- Direction:
Transcribe, word for word, every line from the one containing "What's the underlying" through the final line of the records, and omit the pictures.

- A run of records:
▼

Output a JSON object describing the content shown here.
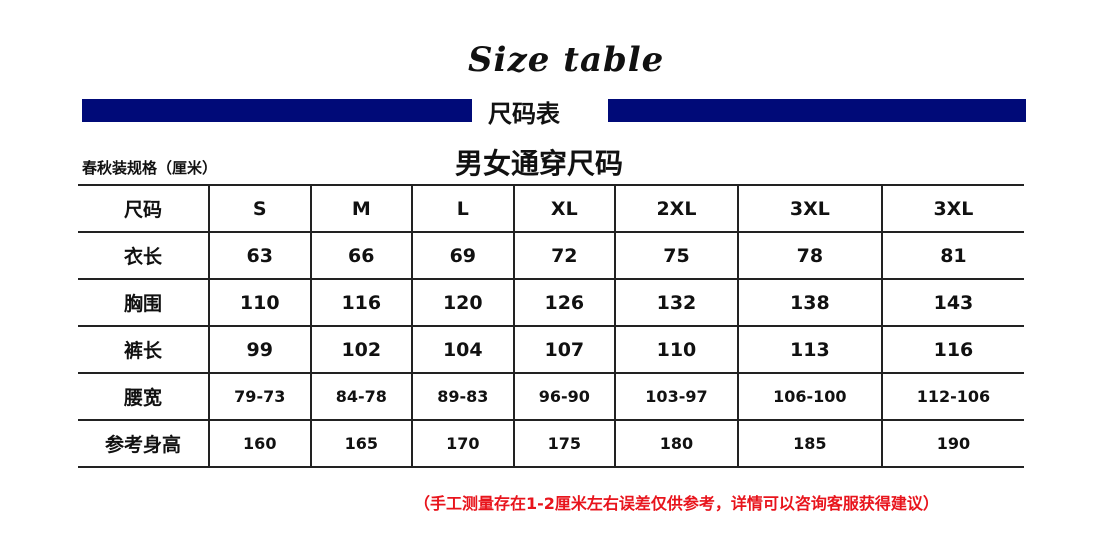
{
  "title_script": "Size table",
  "subtitle": "尺码表",
  "spec_label": "春秋装规格（厘米）",
  "heading": "男女通穿尺码",
  "accent_color": "#000a78",
  "note_color": "#e8141c",
  "table": {
    "header": [
      "尺码",
      "S",
      "M",
      "L",
      "XL",
      "2XL",
      "3XL",
      "3XL"
    ],
    "rows": [
      [
        "衣长",
        "63",
        "66",
        "69",
        "72",
        "75",
        "78",
        "81"
      ],
      [
        "胸围",
        "110",
        "116",
        "120",
        "126",
        "132",
        "138",
        "143"
      ],
      [
        "裤长",
        "99",
        "102",
        "104",
        "107",
        "110",
        "113",
        "116"
      ],
      [
        "腰宽",
        "79-73",
        "84-78",
        "89-83",
        "96-90",
        "103-97",
        "106-100",
        "112-106"
      ],
      [
        "参考身高",
        "160",
        "165",
        "170",
        "175",
        "180",
        "185",
        "190"
      ]
    ]
  },
  "note": "（手工测量存在1-2厘米左右误差仅供参考，详情可以咨询客服获得建议）"
}
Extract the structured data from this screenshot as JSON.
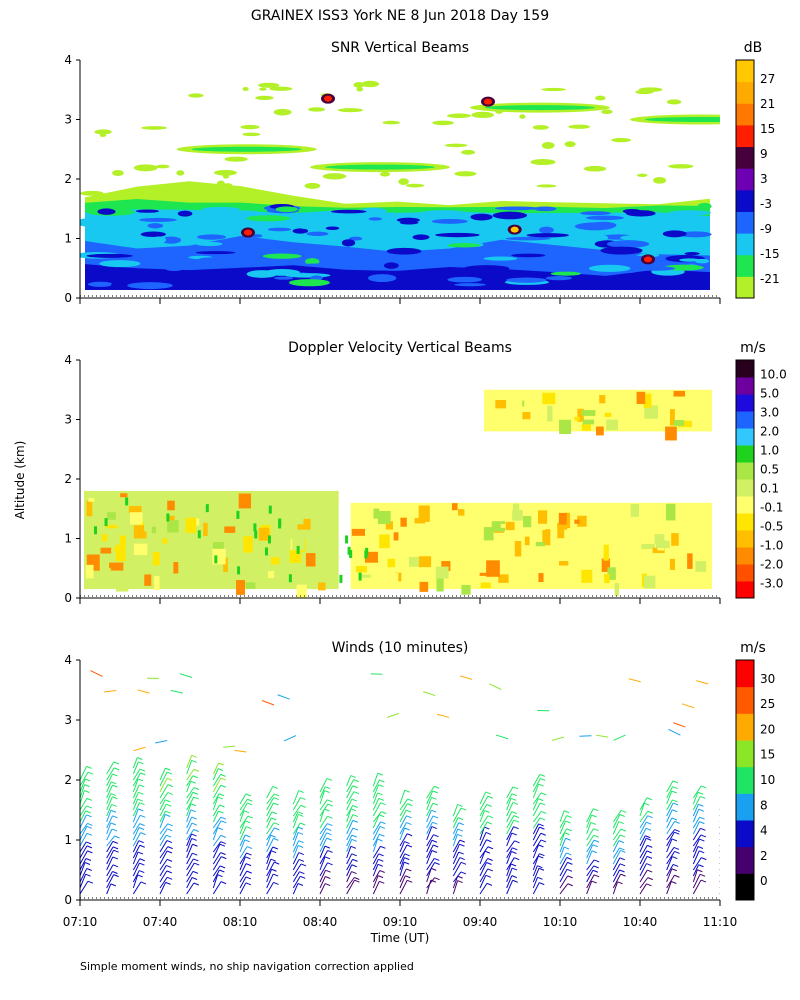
{
  "title": "GRAINEX ISS3 York NE   8 Jun 2018 Day 159",
  "ylabel": "Altitude (km)",
  "xlabel": "Time (UT)",
  "footnote": "Simple moment winds, no ship navigation correction applied",
  "x_ticks": [
    "07:10",
    "07:40",
    "08:10",
    "08:40",
    "09:10",
    "09:40",
    "10:10",
    "10:40",
    "11:10"
  ],
  "chart_data": [
    {
      "type": "heatmap",
      "title": "SNR Vertical Beams",
      "colorbar_unit": "dB",
      "colorbar_ticks": [
        "27",
        "21",
        "15",
        "9",
        "3",
        "-3",
        "-9",
        "-15",
        "-21"
      ],
      "colorbar_colors": [
        "#b4f028",
        "#1ee650",
        "#19c8f0",
        "#1e64ff",
        "#0a0ac8",
        "#6e00b4",
        "#46003c",
        "#ff1e00",
        "#ff7800",
        "#ffaa00",
        "#ffc800"
      ],
      "x_range": [
        "07:10",
        "11:10"
      ],
      "ylim": [
        0,
        4
      ],
      "y_ticks": [
        0,
        1,
        2,
        3,
        4
      ],
      "layers": [
        {
          "level": "-21",
          "color": "#b4f028",
          "base_km": [
            1.7,
            1.9,
            1.95,
            1.85,
            1.7,
            1.6,
            1.6,
            1.55,
            1.65,
            1.6,
            1.6,
            1.6,
            1.7
          ]
        },
        {
          "level": "-15",
          "color": "#1ee650",
          "base_km": [
            1.6,
            1.65,
            1.6,
            1.6,
            1.55,
            1.5,
            1.55,
            1.5,
            1.55,
            1.5,
            1.5,
            1.55,
            1.55
          ]
        },
        {
          "level": "-9",
          "color": "#19c8f0",
          "base_km": [
            1.45,
            1.5,
            1.5,
            1.45,
            1.45,
            1.45,
            1.4,
            1.45,
            1.45,
            1.4,
            1.45,
            1.45,
            1.4
          ]
        },
        {
          "level": "-3",
          "color": "#1e64ff",
          "base_km": [
            0.95,
            0.85,
            0.9,
            1.05,
            0.95,
            0.85,
            0.8,
            0.85,
            1.0,
            0.9,
            0.8,
            0.75,
            0.7
          ]
        },
        {
          "level": "3",
          "color": "#0a0ac8",
          "base_km": [
            0.55,
            0.5,
            0.45,
            0.5,
            0.55,
            0.5,
            0.45,
            0.5,
            0.5,
            0.45,
            0.4,
            0.45,
            0.45
          ]
        }
      ],
      "upper_echo": [
        {
          "time": "09:40",
          "altitude_km": 3.2,
          "level": "-21"
        },
        {
          "time": "10:40",
          "altitude_km": 3.0,
          "level": "-21"
        },
        {
          "time": "07:50",
          "altitude_km": 2.5,
          "level": "-21"
        },
        {
          "time": "08:40",
          "altitude_km": 2.2,
          "level": "-21"
        }
      ],
      "hot_spots": [
        {
          "time": "08:10",
          "altitude_km": 1.1,
          "level": "15"
        },
        {
          "time": "09:50",
          "altitude_km": 1.15,
          "level": "27"
        },
        {
          "time": "08:40",
          "altitude_km": 3.35,
          "level": "15"
        },
        {
          "time": "09:40",
          "altitude_km": 3.3,
          "level": "15"
        },
        {
          "time": "10:40",
          "altitude_km": 0.65,
          "level": "15"
        }
      ]
    },
    {
      "type": "heatmap",
      "title": "Doppler Velocity Vertical Beams",
      "colorbar_unit": "m/s",
      "colorbar_ticks": [
        "10.0",
        "5.0",
        "3.0",
        "2.0",
        "1.0",
        "0.5",
        "0.1",
        "-0.1",
        "-0.5",
        "-1.0",
        "-2.0",
        "-3.0"
      ],
      "colorbar_colors": [
        "#ff0000",
        "#ff5000",
        "#ff8c00",
        "#ffbe00",
        "#ffe600",
        "#ffff6e",
        "#d2f064",
        "#aae646",
        "#1ed21e",
        "#32c8ff",
        "#1e64ff",
        "#1e0adc",
        "#6e00a0",
        "#28001e"
      ],
      "x_range": [
        "07:10",
        "11:10"
      ],
      "ylim": [
        0,
        4
      ],
      "y_ticks": [
        0,
        1,
        2,
        3,
        4
      ],
      "regions": [
        {
          "time_range": [
            "07:10",
            "08:50"
          ],
          "altitude_km": [
            0.15,
            1.8
          ],
          "dominant": "0.1"
        },
        {
          "time_range": [
            "08:50",
            "11:10"
          ],
          "altitude_km": [
            0.15,
            1.6
          ],
          "dominant": "-0.1"
        },
        {
          "time_range": [
            "09:40",
            "11:10"
          ],
          "altitude_km": [
            2.8,
            3.5
          ],
          "dominant": "-0.1"
        }
      ]
    },
    {
      "type": "barbs",
      "title": "Winds (10 minutes)",
      "colorbar_unit": "m/s",
      "colorbar_ticks": [
        "30",
        "25",
        "20",
        "15",
        "10",
        "8",
        "4",
        "2",
        "0"
      ],
      "colorbar_colors": [
        "#000000",
        "#46006e",
        "#0a0ac8",
        "#19a0f0",
        "#1ee664",
        "#8ce628",
        "#ffaa00",
        "#ff5a00",
        "#ff0000"
      ],
      "x_range": [
        "07:10",
        "11:10"
      ],
      "ylim": [
        0,
        4
      ],
      "y_ticks": [
        0,
        1,
        2,
        3,
        4
      ],
      "profiles": [
        {
          "time": "07:10",
          "top_km": 2.3,
          "speed_ms": [
            4,
            6,
            8,
            10,
            12
          ]
        },
        {
          "time": "07:40",
          "top_km": 2.3,
          "speed_ms": [
            4,
            6,
            8,
            10,
            14
          ]
        },
        {
          "time": "08:10",
          "top_km": 2.0,
          "speed_ms": [
            4,
            6,
            8,
            12,
            12
          ]
        },
        {
          "time": "08:40",
          "top_km": 2.0,
          "speed_ms": [
            2,
            4,
            8,
            10,
            12
          ]
        },
        {
          "time": "09:10",
          "top_km": 1.8,
          "speed_ms": [
            2,
            4,
            6,
            8,
            10
          ]
        },
        {
          "time": "09:40",
          "top_km": 2.0,
          "speed_ms": [
            4,
            4,
            6,
            10,
            12
          ]
        },
        {
          "time": "10:10",
          "top_km": 1.7,
          "speed_ms": [
            2,
            4,
            8,
            10,
            10
          ]
        },
        {
          "time": "10:40",
          "top_km": 1.9,
          "speed_ms": [
            2,
            4,
            6,
            8,
            10
          ]
        },
        {
          "time": "11:10",
          "top_km": 1.9,
          "speed_ms": [
            2,
            4,
            4,
            6,
            8
          ]
        }
      ]
    }
  ]
}
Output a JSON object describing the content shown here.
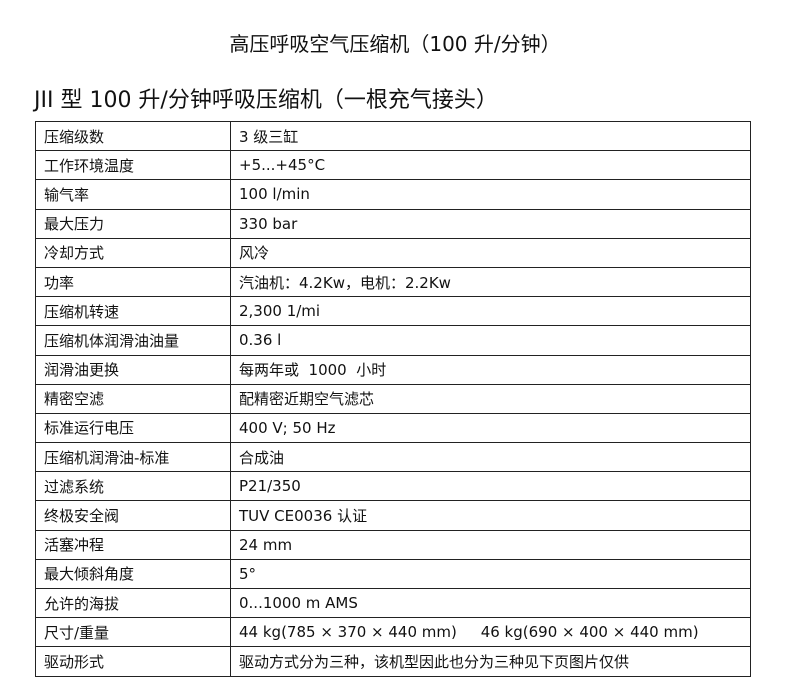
{
  "title": "高压呼吸空气压缩机（100 升/分钟）",
  "subtitle": "JII 型 100 升/分钟呼吸压缩机（一根充气接头）",
  "rows": [
    {
      "k": "压缩级数",
      "v": "3 级三缸"
    },
    {
      "k": "工作环境温度",
      "v": "+5...+45°C"
    },
    {
      "k": "输气率",
      "v": "100 l/min"
    },
    {
      "k": "最大压力",
      "v": "330 bar"
    },
    {
      "k": "冷却方式",
      "v": "风冷"
    },
    {
      "k": "功率",
      "v": "汽油机：4.2Kw，电机：2.2Kw"
    },
    {
      "k": "压缩机转速",
      "v": "2,300 1/mi"
    },
    {
      "k": "压缩机体润滑油油量",
      "v": "0.36 l"
    },
    {
      "k": "润滑油更换",
      "v": "每两年或  1000  小时"
    },
    {
      "k": "精密空滤",
      "v": "配精密近期空气滤芯"
    },
    {
      "k": "标准运行电压",
      "v": "400 V; 50 Hz"
    },
    {
      "k": "压缩机润滑油-标准",
      "v": "合成油"
    },
    {
      "k": "过滤系统",
      "v": "P21/350"
    },
    {
      "k": "终极安全阀",
      "v": "TUV CE0036 认证"
    },
    {
      "k": "活塞冲程",
      "v": "24 mm"
    },
    {
      "k": "最大倾斜角度",
      "v": "5°"
    },
    {
      "k": "允许的海拔",
      "v": "0...1000 m AMS"
    },
    {
      "k": "尺寸/重量",
      "v": "44 kg(785 × 370 × 440 mm)     46 kg(690 × 400 × 440 mm)"
    },
    {
      "k": "驱动形式",
      "v": "驱动方式分为三种，该机型因此也分为三种见下页图片仅供"
    }
  ]
}
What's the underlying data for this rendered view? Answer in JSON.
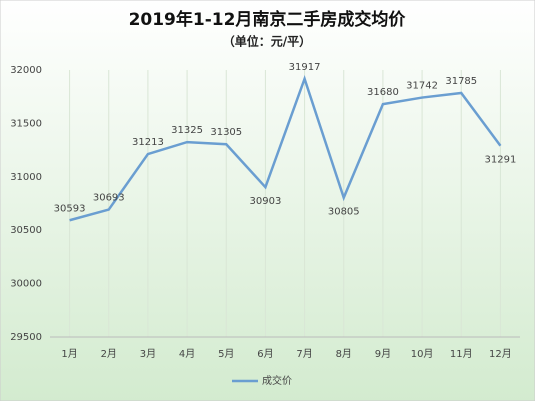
{
  "chart_data": {
    "type": "line",
    "title": "2019年1-12月南京二手房成交均价",
    "subtitle": "（单位：元/平）",
    "categories": [
      "1月",
      "2月",
      "3月",
      "4月",
      "5月",
      "6月",
      "7月",
      "8月",
      "9月",
      "10月",
      "11月",
      "12月"
    ],
    "series": [
      {
        "name": "成交价",
        "color": "#6a9ed1",
        "values": [
          30593,
          30693,
          31213,
          31325,
          31305,
          30903,
          31917,
          30805,
          31680,
          31742,
          31785,
          31291
        ]
      }
    ],
    "ylim": [
      29500,
      32000
    ],
    "yticks": [
      29500,
      30000,
      30500,
      31000,
      31500,
      32000
    ],
    "grid": true,
    "legend": "bottom"
  }
}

▲

- Answer for this exercise:
What's the underlying data for this rendered view? Answer in JSON.
{
  "chart_data": {
    "type": "line",
    "title": "2019年1-12月南京二手房成交均价",
    "subtitle": "（单位：元/平）",
    "categories": [
      "1月",
      "2月",
      "3月",
      "4月",
      "5月",
      "6月",
      "7月",
      "8月",
      "9月",
      "10月",
      "11月",
      "12月"
    ],
    "series": [
      {
        "name": "成交价",
        "color": "#6a9ed1",
        "values": [
          30593,
          30693,
          31213,
          31325,
          31305,
          30903,
          31917,
          30805,
          31680,
          31742,
          31785,
          31291
        ]
      }
    ],
    "ylim": [
      29500,
      32000
    ],
    "yticks": [
      29500,
      30000,
      30500,
      31000,
      31500,
      32000
    ],
    "grid": true,
    "legend": "bottom"
  }
}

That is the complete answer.